**To be done**.
Report, as a bare number, how many lines of the material below contain the word "name".

(Saved entries)
-------

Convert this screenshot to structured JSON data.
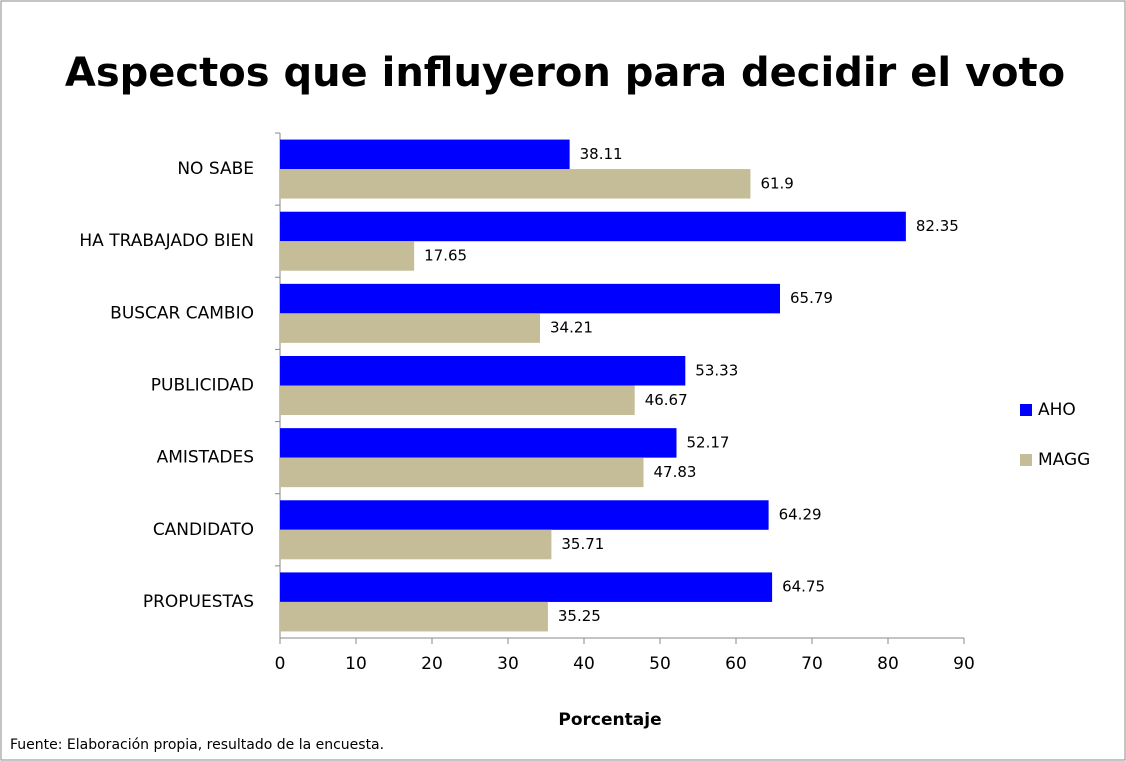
{
  "chart_data": {
    "type": "bar",
    "horizontal": true,
    "title": "Aspectos que influyeron para decidir el voto",
    "x_label": "Porcentaje",
    "source": "Fuente: Elaboración propia, resultado de la encuesta.",
    "categories": [
      "NO SABE",
      "HA TRABAJADO BIEN",
      "BUSCAR CAMBIO",
      "PUBLICIDAD",
      "AMISTADES",
      "CANDIDATO",
      "PROPUESTAS"
    ],
    "series": [
      {
        "name": "AHO",
        "color": "#0000ff",
        "values": [
          38.11,
          82.35,
          65.79,
          53.33,
          52.17,
          64.29,
          64.75
        ]
      },
      {
        "name": "MAGG",
        "color": "#c4bd97",
        "values": [
          61.9,
          17.65,
          34.21,
          46.67,
          47.83,
          35.71,
          35.25
        ]
      }
    ],
    "xlim": [
      0,
      90
    ],
    "xticks": [
      0,
      10,
      20,
      30,
      40,
      50,
      60,
      70,
      80,
      90
    ],
    "grid": false,
    "legend": "right"
  }
}
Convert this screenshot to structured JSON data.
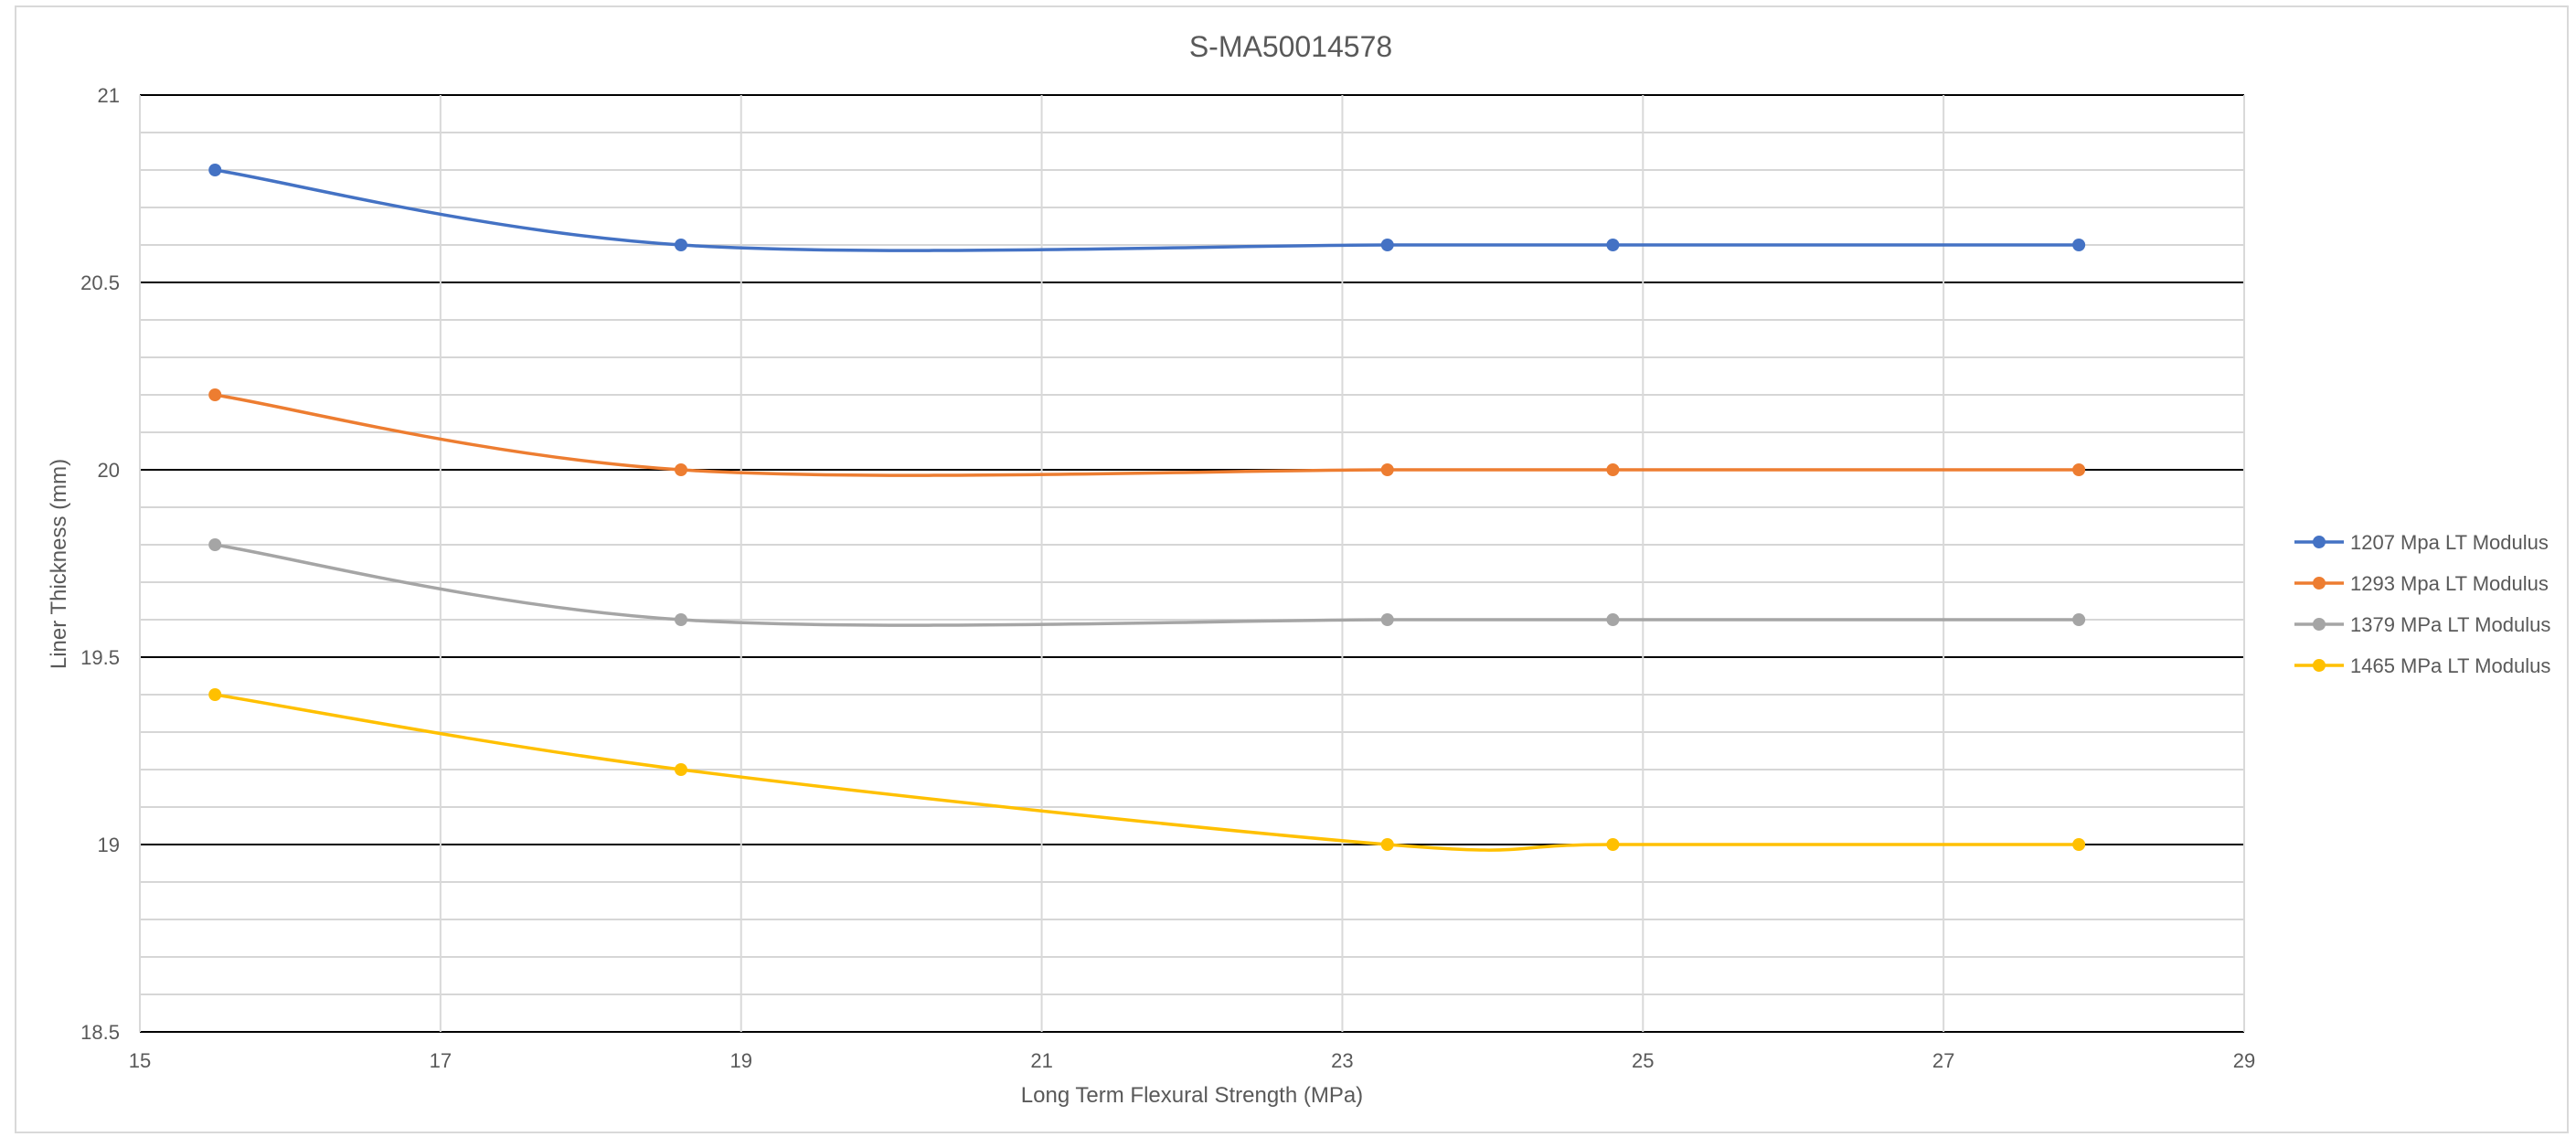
{
  "chart_data": {
    "type": "line",
    "title": "S-MA50014578",
    "xlabel": "Long Term Flexural Strength (MPa)",
    "ylabel": "Liner Thickness (mm)",
    "xlim": [
      15,
      29
    ],
    "ylim": [
      18.5,
      21
    ],
    "x_ticks": [
      "15",
      "17",
      "19",
      "21",
      "23",
      "25",
      "27",
      "29"
    ],
    "y_ticks": [
      "18.5",
      "19",
      "19.5",
      "20",
      "20.5",
      "21"
    ],
    "x_major_step": 2,
    "y_major_step": 0.5,
    "y_minor_step": 0.1,
    "grid": true,
    "smoothed": true,
    "legend_position": "right",
    "series": [
      {
        "name": "1207 Mpa LT Modulus",
        "color": "#4472C4",
        "x": [
          15.5,
          18.6,
          23.3,
          24.8,
          27.9
        ],
        "y": [
          20.8,
          20.6,
          20.6,
          20.6,
          20.6
        ]
      },
      {
        "name": "1293 Mpa LT Modulus",
        "color": "#ED7D31",
        "x": [
          15.5,
          18.6,
          23.3,
          24.8,
          27.9
        ],
        "y": [
          20.2,
          20.0,
          20.0,
          20.0,
          20.0
        ]
      },
      {
        "name": "1379 MPa LT Modulus",
        "color": "#A5A5A5",
        "x": [
          15.5,
          18.6,
          23.3,
          24.8,
          27.9
        ],
        "y": [
          19.8,
          19.6,
          19.6,
          19.6,
          19.6
        ]
      },
      {
        "name": "1465 MPa LT Modulus",
        "color": "#FFC000",
        "x": [
          15.5,
          18.6,
          23.3,
          24.8,
          27.9
        ],
        "y": [
          19.4,
          19.2,
          19.0,
          19.0,
          19.0
        ]
      }
    ]
  }
}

-------

**Solution for this problem**.
6